[EXERCISE PROMPT]:
Determine the number of lines that contain the word "cognitionem", then state that number and nothing more.

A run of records
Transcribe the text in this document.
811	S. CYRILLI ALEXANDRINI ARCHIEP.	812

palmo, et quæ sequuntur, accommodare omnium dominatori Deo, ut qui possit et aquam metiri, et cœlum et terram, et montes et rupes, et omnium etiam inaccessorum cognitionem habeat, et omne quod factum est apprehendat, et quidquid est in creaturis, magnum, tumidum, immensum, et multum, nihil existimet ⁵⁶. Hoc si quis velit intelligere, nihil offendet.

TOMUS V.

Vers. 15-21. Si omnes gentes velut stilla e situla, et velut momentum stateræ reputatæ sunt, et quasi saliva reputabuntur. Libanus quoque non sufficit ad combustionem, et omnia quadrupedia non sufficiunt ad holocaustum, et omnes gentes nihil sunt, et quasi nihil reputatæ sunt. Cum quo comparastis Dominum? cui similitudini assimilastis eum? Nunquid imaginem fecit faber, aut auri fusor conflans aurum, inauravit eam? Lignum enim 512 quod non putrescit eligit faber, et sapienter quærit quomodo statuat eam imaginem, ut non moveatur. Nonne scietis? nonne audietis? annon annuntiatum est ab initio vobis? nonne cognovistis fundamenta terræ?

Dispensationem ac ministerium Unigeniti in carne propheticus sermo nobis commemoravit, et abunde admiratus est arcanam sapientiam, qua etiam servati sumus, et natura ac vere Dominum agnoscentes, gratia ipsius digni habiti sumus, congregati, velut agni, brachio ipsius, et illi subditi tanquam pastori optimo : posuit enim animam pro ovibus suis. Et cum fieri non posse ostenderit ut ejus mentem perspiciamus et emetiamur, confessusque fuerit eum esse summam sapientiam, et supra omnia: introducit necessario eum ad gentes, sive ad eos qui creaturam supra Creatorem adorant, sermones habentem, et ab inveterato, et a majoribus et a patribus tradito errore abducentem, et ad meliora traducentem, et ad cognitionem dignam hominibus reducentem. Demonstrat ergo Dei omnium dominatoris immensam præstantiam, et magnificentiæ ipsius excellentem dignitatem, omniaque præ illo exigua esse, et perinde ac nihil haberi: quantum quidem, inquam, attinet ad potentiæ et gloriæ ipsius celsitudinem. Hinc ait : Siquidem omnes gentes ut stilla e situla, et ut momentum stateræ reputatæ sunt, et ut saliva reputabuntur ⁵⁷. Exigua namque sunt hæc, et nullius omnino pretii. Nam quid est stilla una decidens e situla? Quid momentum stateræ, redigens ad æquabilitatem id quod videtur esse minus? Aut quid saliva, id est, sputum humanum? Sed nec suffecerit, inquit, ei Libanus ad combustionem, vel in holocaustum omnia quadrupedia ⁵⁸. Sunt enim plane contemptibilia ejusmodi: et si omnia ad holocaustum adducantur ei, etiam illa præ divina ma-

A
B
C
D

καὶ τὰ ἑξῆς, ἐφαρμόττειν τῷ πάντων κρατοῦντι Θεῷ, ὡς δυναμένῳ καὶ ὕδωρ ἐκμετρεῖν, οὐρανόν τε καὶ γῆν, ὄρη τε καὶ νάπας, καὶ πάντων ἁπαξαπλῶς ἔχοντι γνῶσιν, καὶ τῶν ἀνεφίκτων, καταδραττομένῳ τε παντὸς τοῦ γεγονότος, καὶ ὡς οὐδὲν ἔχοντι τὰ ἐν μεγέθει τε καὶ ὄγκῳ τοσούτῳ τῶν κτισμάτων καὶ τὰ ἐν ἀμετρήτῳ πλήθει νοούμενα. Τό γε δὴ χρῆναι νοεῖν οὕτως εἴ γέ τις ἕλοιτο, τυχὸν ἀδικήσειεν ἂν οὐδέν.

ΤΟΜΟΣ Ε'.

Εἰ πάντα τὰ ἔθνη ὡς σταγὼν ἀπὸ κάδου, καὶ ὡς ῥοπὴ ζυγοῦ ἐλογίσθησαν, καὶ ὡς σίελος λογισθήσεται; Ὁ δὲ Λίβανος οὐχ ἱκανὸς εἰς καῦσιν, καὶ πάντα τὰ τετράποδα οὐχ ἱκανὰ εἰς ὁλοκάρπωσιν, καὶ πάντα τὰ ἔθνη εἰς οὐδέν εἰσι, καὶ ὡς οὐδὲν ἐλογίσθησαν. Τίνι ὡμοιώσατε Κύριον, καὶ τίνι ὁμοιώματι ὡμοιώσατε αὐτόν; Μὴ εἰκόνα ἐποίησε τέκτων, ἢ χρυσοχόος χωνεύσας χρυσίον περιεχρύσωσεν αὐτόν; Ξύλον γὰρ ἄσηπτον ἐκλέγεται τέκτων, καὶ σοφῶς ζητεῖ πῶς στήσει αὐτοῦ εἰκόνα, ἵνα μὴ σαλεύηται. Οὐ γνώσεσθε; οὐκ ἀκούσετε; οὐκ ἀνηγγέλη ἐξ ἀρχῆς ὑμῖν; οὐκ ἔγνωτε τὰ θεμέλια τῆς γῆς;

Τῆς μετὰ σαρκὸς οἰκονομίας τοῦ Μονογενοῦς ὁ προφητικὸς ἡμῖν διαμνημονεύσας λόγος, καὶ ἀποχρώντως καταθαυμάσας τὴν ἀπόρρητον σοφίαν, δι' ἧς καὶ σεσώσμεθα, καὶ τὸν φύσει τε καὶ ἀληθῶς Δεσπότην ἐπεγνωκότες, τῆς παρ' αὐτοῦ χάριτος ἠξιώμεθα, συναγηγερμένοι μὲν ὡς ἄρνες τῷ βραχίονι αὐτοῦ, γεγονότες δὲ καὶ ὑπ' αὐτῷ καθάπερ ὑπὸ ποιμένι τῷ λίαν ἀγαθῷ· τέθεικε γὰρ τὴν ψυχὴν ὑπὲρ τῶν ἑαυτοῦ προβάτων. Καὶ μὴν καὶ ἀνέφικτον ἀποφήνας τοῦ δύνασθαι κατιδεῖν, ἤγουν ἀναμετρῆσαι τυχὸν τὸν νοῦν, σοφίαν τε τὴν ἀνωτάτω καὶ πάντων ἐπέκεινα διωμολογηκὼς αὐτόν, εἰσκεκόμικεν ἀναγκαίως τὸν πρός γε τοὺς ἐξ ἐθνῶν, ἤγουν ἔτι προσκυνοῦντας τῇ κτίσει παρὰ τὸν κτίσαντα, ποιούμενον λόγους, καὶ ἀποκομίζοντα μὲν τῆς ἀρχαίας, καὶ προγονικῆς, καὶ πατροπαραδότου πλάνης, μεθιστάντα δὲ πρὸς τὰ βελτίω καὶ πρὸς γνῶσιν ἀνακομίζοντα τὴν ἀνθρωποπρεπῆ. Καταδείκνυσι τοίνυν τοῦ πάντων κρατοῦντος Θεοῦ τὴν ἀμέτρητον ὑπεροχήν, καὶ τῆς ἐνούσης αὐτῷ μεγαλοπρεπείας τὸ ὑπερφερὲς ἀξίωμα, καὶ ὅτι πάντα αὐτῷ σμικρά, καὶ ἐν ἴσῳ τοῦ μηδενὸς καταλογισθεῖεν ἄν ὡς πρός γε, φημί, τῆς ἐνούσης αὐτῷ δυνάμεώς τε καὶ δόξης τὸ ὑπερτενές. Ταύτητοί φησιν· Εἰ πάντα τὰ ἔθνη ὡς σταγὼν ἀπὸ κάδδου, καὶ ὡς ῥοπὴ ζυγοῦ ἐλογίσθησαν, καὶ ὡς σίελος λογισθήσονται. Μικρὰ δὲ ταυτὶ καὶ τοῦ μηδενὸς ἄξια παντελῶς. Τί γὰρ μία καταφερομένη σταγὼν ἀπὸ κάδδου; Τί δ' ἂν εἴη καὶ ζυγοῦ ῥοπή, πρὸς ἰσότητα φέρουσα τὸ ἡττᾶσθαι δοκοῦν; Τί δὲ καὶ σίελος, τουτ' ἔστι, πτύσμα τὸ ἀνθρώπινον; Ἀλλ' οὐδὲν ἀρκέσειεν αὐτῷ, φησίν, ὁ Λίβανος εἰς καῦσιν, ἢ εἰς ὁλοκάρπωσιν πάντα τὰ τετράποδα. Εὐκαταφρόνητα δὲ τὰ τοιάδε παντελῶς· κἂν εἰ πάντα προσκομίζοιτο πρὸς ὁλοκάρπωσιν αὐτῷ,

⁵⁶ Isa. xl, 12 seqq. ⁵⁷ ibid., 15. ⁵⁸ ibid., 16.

[TASK ANSWER]:
2